--- WORKING DATA ---
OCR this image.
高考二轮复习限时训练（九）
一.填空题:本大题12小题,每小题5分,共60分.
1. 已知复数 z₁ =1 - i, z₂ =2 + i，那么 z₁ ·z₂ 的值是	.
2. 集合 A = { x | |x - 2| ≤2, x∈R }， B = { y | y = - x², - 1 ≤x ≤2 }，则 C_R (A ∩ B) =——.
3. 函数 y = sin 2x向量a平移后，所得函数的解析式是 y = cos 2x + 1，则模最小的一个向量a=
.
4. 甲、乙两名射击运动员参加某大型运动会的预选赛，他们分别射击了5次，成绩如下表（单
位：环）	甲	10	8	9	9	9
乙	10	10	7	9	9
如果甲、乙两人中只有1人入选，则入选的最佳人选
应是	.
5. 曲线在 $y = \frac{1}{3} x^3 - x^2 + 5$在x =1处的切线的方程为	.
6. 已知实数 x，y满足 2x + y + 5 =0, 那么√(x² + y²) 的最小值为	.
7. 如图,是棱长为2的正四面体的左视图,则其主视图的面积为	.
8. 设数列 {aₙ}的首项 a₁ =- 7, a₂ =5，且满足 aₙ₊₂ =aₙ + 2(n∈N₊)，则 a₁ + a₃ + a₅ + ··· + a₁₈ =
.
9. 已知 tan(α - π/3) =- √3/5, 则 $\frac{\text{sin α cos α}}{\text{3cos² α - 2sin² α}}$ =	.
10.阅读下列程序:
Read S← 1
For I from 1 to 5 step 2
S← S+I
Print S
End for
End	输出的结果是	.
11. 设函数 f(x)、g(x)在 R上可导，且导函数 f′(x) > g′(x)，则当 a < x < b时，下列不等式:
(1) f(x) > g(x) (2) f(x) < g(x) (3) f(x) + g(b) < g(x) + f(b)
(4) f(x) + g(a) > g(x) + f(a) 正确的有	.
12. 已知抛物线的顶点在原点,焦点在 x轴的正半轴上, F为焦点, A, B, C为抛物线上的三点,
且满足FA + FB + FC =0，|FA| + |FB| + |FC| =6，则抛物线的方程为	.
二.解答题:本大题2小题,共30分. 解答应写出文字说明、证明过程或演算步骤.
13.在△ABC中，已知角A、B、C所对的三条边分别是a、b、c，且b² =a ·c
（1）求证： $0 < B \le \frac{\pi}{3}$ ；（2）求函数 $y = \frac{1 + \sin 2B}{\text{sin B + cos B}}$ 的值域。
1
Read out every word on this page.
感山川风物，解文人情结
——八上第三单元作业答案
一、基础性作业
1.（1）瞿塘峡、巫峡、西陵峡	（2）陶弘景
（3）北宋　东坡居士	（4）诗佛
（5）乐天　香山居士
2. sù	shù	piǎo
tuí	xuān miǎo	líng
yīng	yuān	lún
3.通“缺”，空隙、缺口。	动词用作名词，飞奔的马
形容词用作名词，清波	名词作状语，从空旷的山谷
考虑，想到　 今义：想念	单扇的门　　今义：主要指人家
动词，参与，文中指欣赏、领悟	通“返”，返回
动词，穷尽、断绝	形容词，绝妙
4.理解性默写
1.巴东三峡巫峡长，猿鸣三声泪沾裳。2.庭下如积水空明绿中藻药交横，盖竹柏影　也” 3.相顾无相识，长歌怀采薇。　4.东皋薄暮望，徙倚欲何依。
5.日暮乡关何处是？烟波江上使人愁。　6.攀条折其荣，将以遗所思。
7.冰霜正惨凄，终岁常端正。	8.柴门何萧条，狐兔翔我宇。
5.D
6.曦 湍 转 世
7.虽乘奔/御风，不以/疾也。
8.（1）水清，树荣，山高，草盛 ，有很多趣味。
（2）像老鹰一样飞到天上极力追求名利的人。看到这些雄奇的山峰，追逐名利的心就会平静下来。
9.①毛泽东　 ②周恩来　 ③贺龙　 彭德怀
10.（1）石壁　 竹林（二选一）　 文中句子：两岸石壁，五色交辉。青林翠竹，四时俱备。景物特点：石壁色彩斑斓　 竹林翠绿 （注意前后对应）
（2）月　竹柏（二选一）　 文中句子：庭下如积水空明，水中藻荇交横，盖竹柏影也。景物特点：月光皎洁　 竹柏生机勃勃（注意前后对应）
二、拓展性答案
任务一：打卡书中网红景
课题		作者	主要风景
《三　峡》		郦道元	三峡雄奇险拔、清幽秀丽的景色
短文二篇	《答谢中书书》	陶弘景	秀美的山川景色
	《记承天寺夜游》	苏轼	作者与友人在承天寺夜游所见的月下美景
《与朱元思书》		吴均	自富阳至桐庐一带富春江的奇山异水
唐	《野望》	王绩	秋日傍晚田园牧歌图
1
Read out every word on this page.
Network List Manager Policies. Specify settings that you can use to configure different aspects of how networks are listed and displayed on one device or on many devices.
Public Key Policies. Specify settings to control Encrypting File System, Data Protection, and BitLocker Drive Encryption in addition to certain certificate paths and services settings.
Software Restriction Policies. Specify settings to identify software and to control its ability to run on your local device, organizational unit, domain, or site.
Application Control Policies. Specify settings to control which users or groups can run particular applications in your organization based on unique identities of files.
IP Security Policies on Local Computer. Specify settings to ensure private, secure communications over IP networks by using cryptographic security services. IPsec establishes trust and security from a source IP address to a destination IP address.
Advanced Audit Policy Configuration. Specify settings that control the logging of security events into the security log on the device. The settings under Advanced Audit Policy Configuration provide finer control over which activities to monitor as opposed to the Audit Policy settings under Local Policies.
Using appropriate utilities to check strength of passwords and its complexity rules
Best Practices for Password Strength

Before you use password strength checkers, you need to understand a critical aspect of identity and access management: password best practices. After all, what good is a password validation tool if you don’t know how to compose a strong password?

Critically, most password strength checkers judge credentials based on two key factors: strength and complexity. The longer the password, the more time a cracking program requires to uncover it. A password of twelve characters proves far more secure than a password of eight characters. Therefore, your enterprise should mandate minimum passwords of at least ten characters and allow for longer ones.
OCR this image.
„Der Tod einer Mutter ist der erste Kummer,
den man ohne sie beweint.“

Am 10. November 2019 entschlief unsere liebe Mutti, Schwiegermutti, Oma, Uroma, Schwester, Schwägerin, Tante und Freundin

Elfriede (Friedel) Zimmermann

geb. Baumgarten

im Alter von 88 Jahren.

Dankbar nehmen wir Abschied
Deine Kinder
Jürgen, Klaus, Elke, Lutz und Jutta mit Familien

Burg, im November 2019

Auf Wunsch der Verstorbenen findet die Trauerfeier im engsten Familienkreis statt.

--- EXERCISE ---
All of the entries above need to be reproduced exactly.

--- SOLUTION BELOW ---
OCR this image.
高考二轮复习限时训练（九）
一.填空题:本大题12小题,每小题5分,共60分.
1. 已知复数 z₁ =1 - i, z₂ =2 + i，那么 z₁ ·z₂ 的值是	.
2. 集合 A = { x | |x - 2| ≤2, x∈R }， B = { y | y = - x², - 1 ≤x ≤2 }，则 C_R (A ∩ B) =——.
3. 函数 y = sin 2x向量a平移后，所得函数的解析式是 y = cos 2x + 1，则模最小的一个向量a=
.
4. 甲、乙两名射击运动员参加某大型运动会的预选赛，他们分别射击了5次，成绩如下表（单
位：环）	甲	10	8	9	9	9
乙	10	10	7	9	9
如果甲、乙两人中只有1人入选，则入选的最佳人选
应是	.
5. 曲线在 $y = \frac{1}{3} x^3 - x^2 + 5$在x =1处的切线的方程为	.
6. 已知实数 x，y满足 2x + y + 5 =0, 那么√(x² + y²) 的最小值为	.
7. 如图,是棱长为2的正四面体的左视图,则其主视图的面积为	.
8. 设数列 {aₙ}的首项 a₁ =- 7, a₂ =5，且满足 aₙ₊₂ =aₙ + 2(n∈N₊)，则 a₁ + a₃ + a₅ + ··· + a₁₈ =
.
9. 已知 tan(α - π/3) =- √3/5, 则 $\frac{\text{sin α cos α}}{\text{3cos² α - 2sin² α}}$ =	.
10.阅读下列程序:
Read S← 1
For I from 1 to 5 step 2
S← S+I
Print S
End for
End	输出的结果是	.
11. 设函数 f(x)、g(x)在 R上可导，且导函数 f′(x) > g′(x)，则当 a < x < b时，下列不等式:
(1) f(x) > g(x) (2) f(x) < g(x) (3) f(x) + g(b) < g(x) + f(b)
(4) f(x) + g(a) > g(x) + f(a) 正确的有	.
12. 已知抛物线的顶点在原点,焦点在 x轴的正半轴上, F为焦点, A, B, C为抛物线上的三点,
且满足FA + FB + FC =0，|FA| + |FB| + |FC| =6，则抛物线的方程为	.
二.解答题:本大题2小题,共30分. 解答应写出文字说明、证明过程或演算步骤.
13.在△ABC中，已知角A、B、C所对的三条边分别是a、b、c，且b² =a ·c
（1）求证： $0 < B \le \frac{\pi}{3}$ ；（2）求函数 $y = \frac{1 + \sin 2B}{\text{sin B + cos B}}$ 的值域。
1
Read out every word on this page.
感山川风物，解文人情结
——八上第三单元作业答案
一、基础性作业
1.（1）瞿塘峡、巫峡、西陵峡	（2）陶弘景
（3）北宋　东坡居士	（4）诗佛
（5）乐天　香山居士
2. sù	shù	piǎo
tuí	xuān miǎo	líng
yīng	yuān	lún
3.通“缺”，空隙、缺口。	动词用作名词，飞奔的马
形容词用作名词，清波	名词作状语，从空旷的山谷
考虑，想到　 今义：想念	单扇的门　　今义：主要指人家
动词，参与，文中指欣赏、领悟	通“返”，返回
动词，穷尽、断绝	形容词，绝妙
4.理解性默写
1.巴东三峡巫峡长，猿鸣三声泪沾裳。2.庭下如积水空明绿中藻药交横，盖竹柏影　也” 3.相顾无相识，长歌怀采薇。　4.东皋薄暮望，徙倚欲何依。
5.日暮乡关何处是？烟波江上使人愁。　6.攀条折其荣，将以遗所思。
7.冰霜正惨凄，终岁常端正。	8.柴门何萧条，狐兔翔我宇。
5.D
6.曦 湍 转 世
7.虽乘奔/御风，不以/疾也。
8.（1）水清，树荣，山高，草盛 ，有很多趣味。
（2）像老鹰一样飞到天上极力追求名利的人。看到这些雄奇的山峰，追逐名利的心就会平静下来。
9.①毛泽东　 ②周恩来　 ③贺龙　 彭德怀
10.（1）石壁　 竹林（二选一）　 文中句子：两岸石壁，五色交辉。青林翠竹，四时俱备。景物特点：石壁色彩斑斓　 竹林翠绿 （注意前后对应）
（2）月　竹柏（二选一）　 文中句子：庭下如积水空明，水中藻荇交横，盖竹柏影也。景物特点：月光皎洁　 竹柏生机勃勃（注意前后对应）
二、拓展性答案
任务一：打卡书中网红景
课题		作者	主要风景
《三　峡》		郦道元	三峡雄奇险拔、清幽秀丽的景色
短文二篇	《答谢中书书》	陶弘景	秀美的山川景色
	《记承天寺夜游》	苏轼	作者与友人在承天寺夜游所见的月下美景
《与朱元思书》		吴均	自富阳至桐庐一带富春江的奇山异水
唐	《野望》	王绩	秋日傍晚田园牧歌图
1
Read out every word on this page.
Network List Manager Policies. Specify settings that you can use to configure different aspects of how networks are listed and displayed on one device or on many devices.
Public Key Policies. Specify settings to control Encrypting File System, Data Protection, and BitLocker Drive Encryption in addition to certain certificate paths and services settings.
Software Restriction Policies. Specify settings to identify software and to control its ability to run on your local device, organizational unit, domain, or site.
Application Control Policies. Specify settings to control which users or groups can run particular applications in your organization based on unique identities of files.
IP Security Policies on Local Computer. Specify settings to ensure private, secure communications over IP networks by using cryptographic security services. IPsec establishes trust and security from a source IP address to a destination IP address.
Advanced Audit Policy Configuration. Specify settings that control the logging of security events into the security log on the device. The settings under Advanced Audit Policy Configuration provide finer control over which activities to monitor as opposed to the Audit Policy settings under Local Policies.
Using appropriate utilities to check strength of passwords and its complexity rules
Best Practices for Password Strength

Before you use password strength checkers, you need to understand a critical aspect of identity and access management: password best practices. After all, what good is a password validation tool if you don’t know how to compose a strong password?

Critically, most password strength checkers judge credentials based on two key factors: strength and complexity. The longer the password, the more time a cracking program requires to uncover it. A password of twelve characters proves far more secure than a password of eight characters. Therefore, your enterprise should mandate minimum passwords of at least ten characters and allow for longer ones.
OCR this image.
„Der Tod einer Mutter ist der erste Kummer,
den man ohne sie beweint.“

Am 10. November 2019 entschlief unsere liebe Mutti, Schwiegermutti, Oma, Uroma, Schwester, Schwägerin, Tante und Freundin

Elfriede (Friedel) Zimmermann

geb. Baumgarten

im Alter von 88 Jahren.

Dankbar nehmen wir Abschied
Deine Kinder
Jürgen, Klaus, Elke, Lutz und Jutta mit Familien

Burg, im November 2019

Auf Wunsch der Verstorbenen findet die Trauerfeier im engsten Familienkreis statt.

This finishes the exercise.